-- begin Listed entries --
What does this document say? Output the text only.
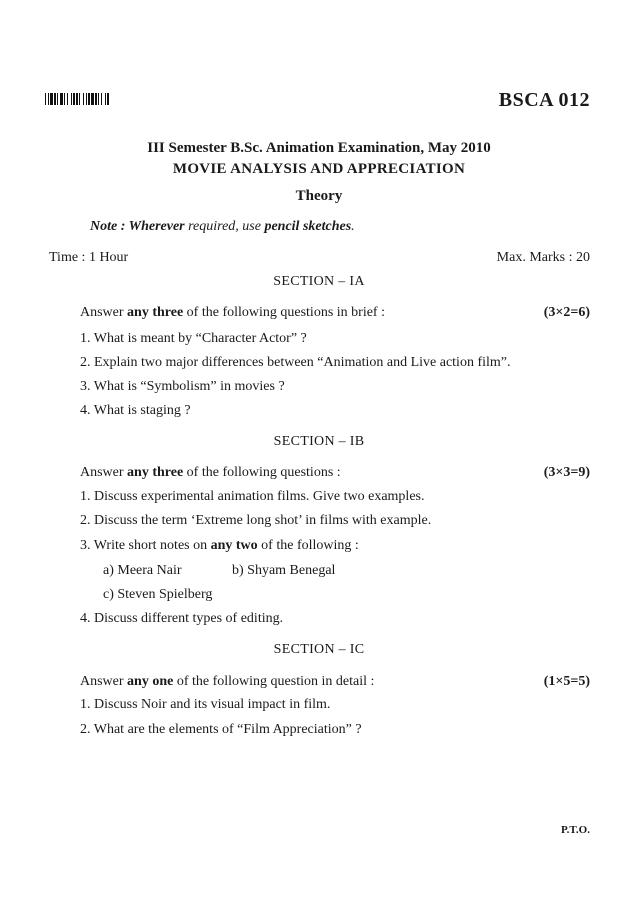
BSCA 012
III Semester B.Sc. Animation Examination, May 2010
MOVIE ANALYSIS AND APPRECIATION
Theory
Note : Wherever required, use pencil sketches.
Time : 1 Hour	Max. Marks : 20
SECTION – IA
Answer any three of the following questions in brief :	(3×2=6)
1. What is meant by “Character Actor” ?
2. Explain two major differences between “Animation and Live action film”.
3. What is “Symbolism” in movies ?
4. What is staging ?
SECTION – IB
Answer any three of the following questions :	(3×3=9)
1. Discuss experimental animation films. Give two examples.
2. Discuss the term ‘Extreme long shot’ in films with example.
3. Write short notes on any two of the following :
a) Meera Nair	b) Shyam Benegal
c) Steven Spielberg
4. Discuss different types of editing.
SECTION – IC
Answer any one of the following question in detail :	(1×5=5)
1. Discuss Noir and its visual impact in film.
2. What are the elements of “Film Appreciation” ?
P.T.O.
-- end Listed entries --
## Direction
Leave out the pictures and repeat everything else in the records exactly.

## Solution for this problem
What does this document say? Output the text only.
BSCA 012
III Semester B.Sc. Animation Examination, May 2010
MOVIE ANALYSIS AND APPRECIATION
Theory
Note : Wherever required, use pencil sketches.
Time : 1 Hour	Max. Marks : 20
SECTION – IA
Answer any three of the following questions in brief :	(3×2=6)
1. What is meant by “Character Actor” ?
2. Explain two major differences between “Animation and Live action film”.
3. What is “Symbolism” in movies ?
4. What is staging ?
SECTION – IB
Answer any three of the following questions :	(3×3=9)
1. Discuss experimental animation films. Give two examples.
2. Discuss the term ‘Extreme long shot’ in films with example.
3. Write short notes on any two of the following :
a) Meera Nair	b) Shyam Benegal
c) Steven Spielberg
4. Discuss different types of editing.
SECTION – IC
Answer any one of the following question in detail :	(1×5=5)
1. Discuss Noir and its visual impact in film.
2. What are the elements of “Film Appreciation” ?
P.T.O.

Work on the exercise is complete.